### Data section
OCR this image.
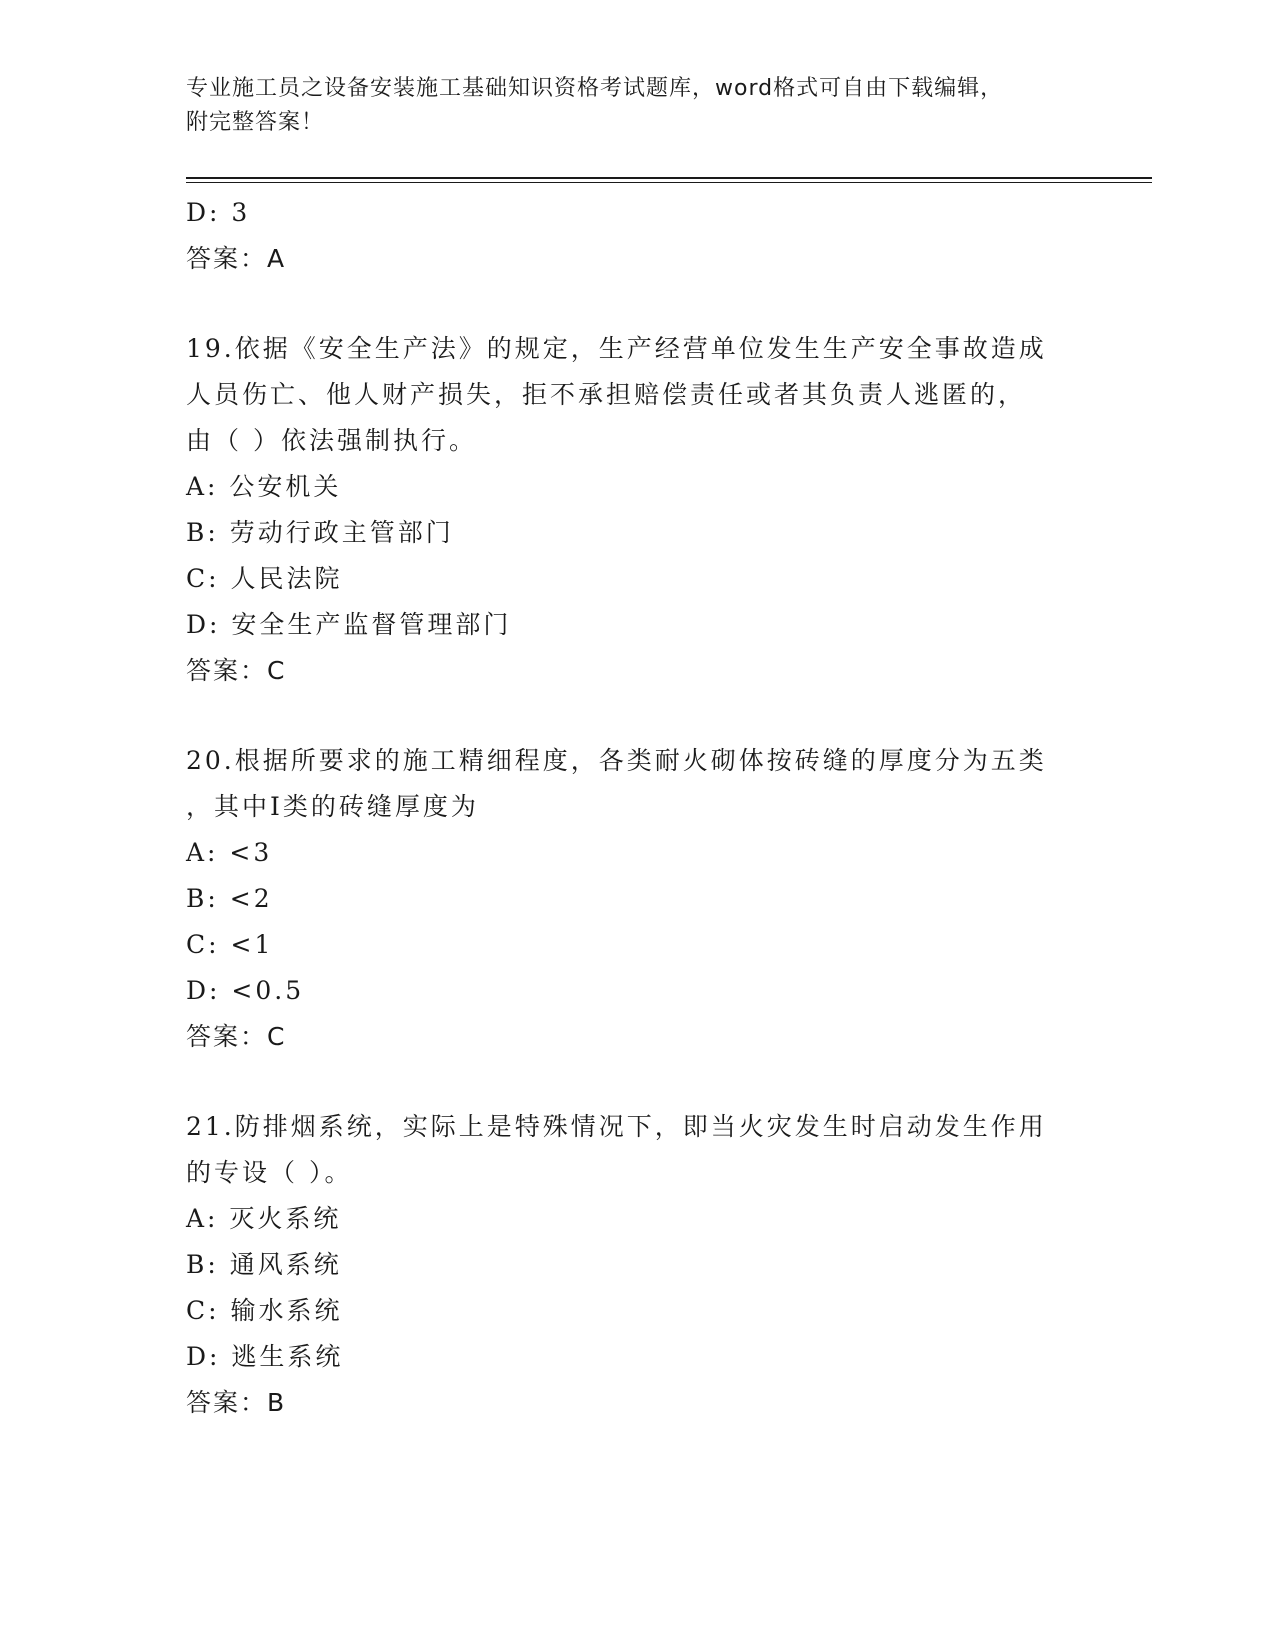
专业施工员之设备安装施工基础知识资格考试题库，word格式可自由下载编辑，
附完整答案！
D: 3
答案：A
19.依据《安全生产法》的规定，生产经营单位发生生产安全事故造成
人员伤亡、他人财产损失，拒不承担赔偿责任或者其负责人逃匿的，
由（ ）依法强制执行。
A: 公安机关
B: 劳动行政主管部门
C: 人民法院
D: 安全生产监督管理部门
答案：C
20.根据所要求的施工精细程度，各类耐火砌体按砖缝的厚度分为五类
，其中Ⅰ类的砖缝厚度为
A: <3
B: <2
C: <1
D: <0.5
答案：C
21.防排烟系统，实际上是特殊情况下，即当火灾发生时启动发生作用
的专设（ ）。
A: 灭火系统
B: 通风系统
C: 输水系统
D: 逃生系统
答案：B
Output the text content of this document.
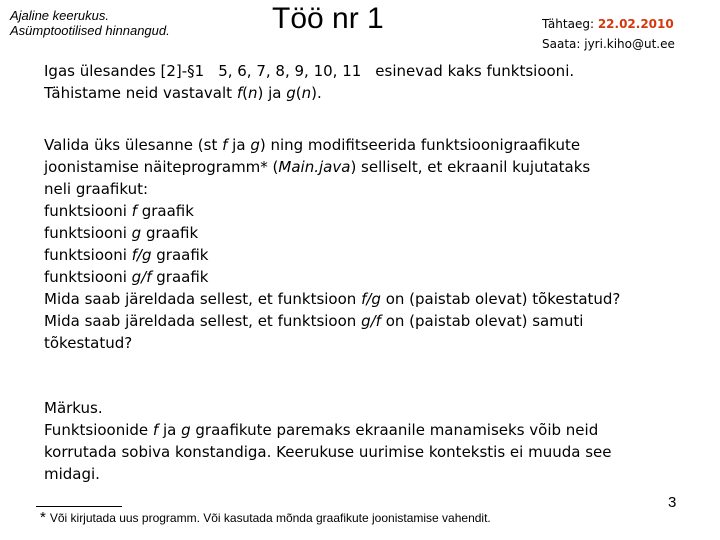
Ajaline keerukus.
Asümptootilised hinnangud.	Töö nr 1	Tähtaeg: 22.02.2010
Saata: jyri.kiho@ut.ee
Igas ülesandes [2]-§1 5, 6, 7, 8, 9, 10, 11 esinevad kaks funktsiooni.
Tähistame neid vastavalt f(n) ja g(n).
Valida üks ülesanne (st f ja g) ning modifitseerida funktsioonigraafikute
joonistamise näiteprogramm* (Main.java) selliselt, et ekraanil kujutataks
neli graafikut:
funktsiooni f graafik
funktsiooni g graafik
funktsiooni f/g graafik
funktsiooni g/f graafik
Mida saab järeldada sellest, et funktsioon f/g on (paistab olevat) tõkestatud?
Mida saab järeldada sellest, et funktsioon g/f on (paistab olevat) samuti
tõkestatud?
Märkus.
Funktsioonide f ja g graafikute paremaks ekraanile manamiseks võib neid
korrutada sobiva konstandiga. Keerukuse uurimise kontekstis ei muuda see
midagi.
* Või kirjutada uus programm. Või kasutada mõnda graafikute joonistamise vahendit.
3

### Given problem
Lines from the one that contains "Output the text content of this document." through the last line of the data above are to be extracted exactly, with no pictures and no other lines.

### Written solution
Output the text content of this document.
Ajaline keerukus.
Asümptootilised hinnangud.	Töö nr 1	Tähtaeg: 22.02.2010
Saata: jyri.kiho@ut.ee
Igas ülesandes [2]-§1 5, 6, 7, 8, 9, 10, 11 esinevad kaks funktsiooni.
Tähistame neid vastavalt f(n) ja g(n).
Valida üks ülesanne (st f ja g) ning modifitseerida funktsioonigraafikute
joonistamise näiteprogramm* (Main.java) selliselt, et ekraanil kujutataks
neli graafikut:
funktsiooni f graafik
funktsiooni g graafik
funktsiooni f/g graafik
funktsiooni g/f graafik
Mida saab järeldada sellest, et funktsioon f/g on (paistab olevat) tõkestatud?
Mida saab järeldada sellest, et funktsioon g/f on (paistab olevat) samuti
tõkestatud?
Märkus.
Funktsioonide f ja g graafikute paremaks ekraanile manamiseks võib neid
korrutada sobiva konstandiga. Keerukuse uurimise kontekstis ei muuda see
midagi.
* Või kirjutada uus programm. Või kasutada mõnda graafikute joonistamise vahendit.
3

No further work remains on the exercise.